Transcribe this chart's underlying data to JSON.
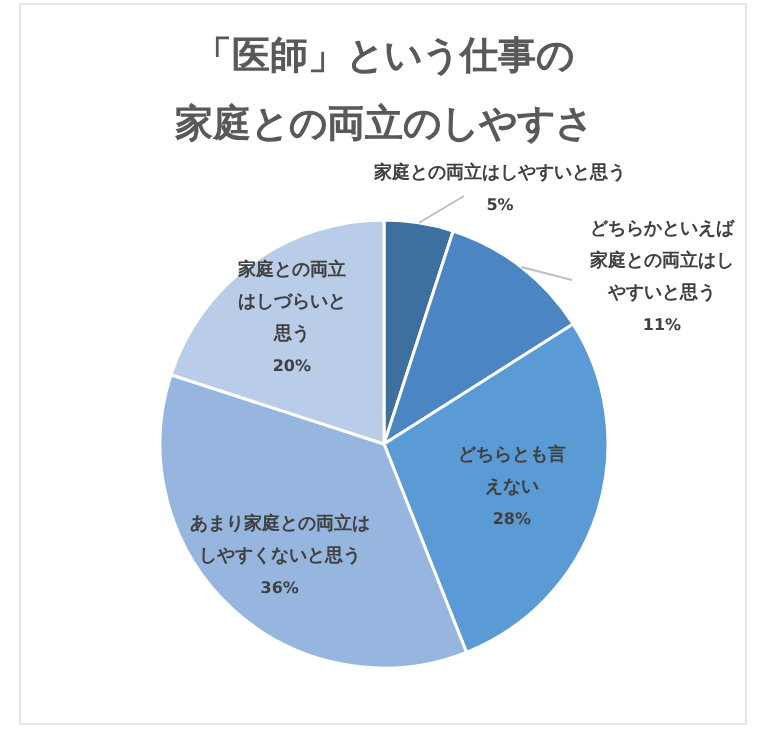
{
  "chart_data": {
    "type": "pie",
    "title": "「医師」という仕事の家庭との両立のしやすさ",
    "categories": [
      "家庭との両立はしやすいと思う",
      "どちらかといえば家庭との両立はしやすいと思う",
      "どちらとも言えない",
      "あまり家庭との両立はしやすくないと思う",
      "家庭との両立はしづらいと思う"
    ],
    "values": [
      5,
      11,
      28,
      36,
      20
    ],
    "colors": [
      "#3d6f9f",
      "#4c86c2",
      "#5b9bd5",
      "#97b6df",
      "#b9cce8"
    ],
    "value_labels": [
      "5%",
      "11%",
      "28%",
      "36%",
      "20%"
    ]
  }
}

== WRITTEN TASK ==
Repeat all of the records verbatim, leaving out the pictures.

== SOLVED EXERCISE ==
Transcribe this chart's underlying data to JSON.
{
  "chart_data": {
    "type": "pie",
    "title": "「医師」という仕事の家庭との両立のしやすさ",
    "categories": [
      "家庭との両立はしやすいと思う",
      "どちらかといえば家庭との両立はしやすいと思う",
      "どちらとも言えない",
      "あまり家庭との両立はしやすくないと思う",
      "家庭との両立はしづらいと思う"
    ],
    "values": [
      5,
      11,
      28,
      36,
      20
    ],
    "colors": [
      "#3d6f9f",
      "#4c86c2",
      "#5b9bd5",
      "#97b6df",
      "#b9cce8"
    ],
    "value_labels": [
      "5%",
      "11%",
      "28%",
      "36%",
      "20%"
    ]
  }
}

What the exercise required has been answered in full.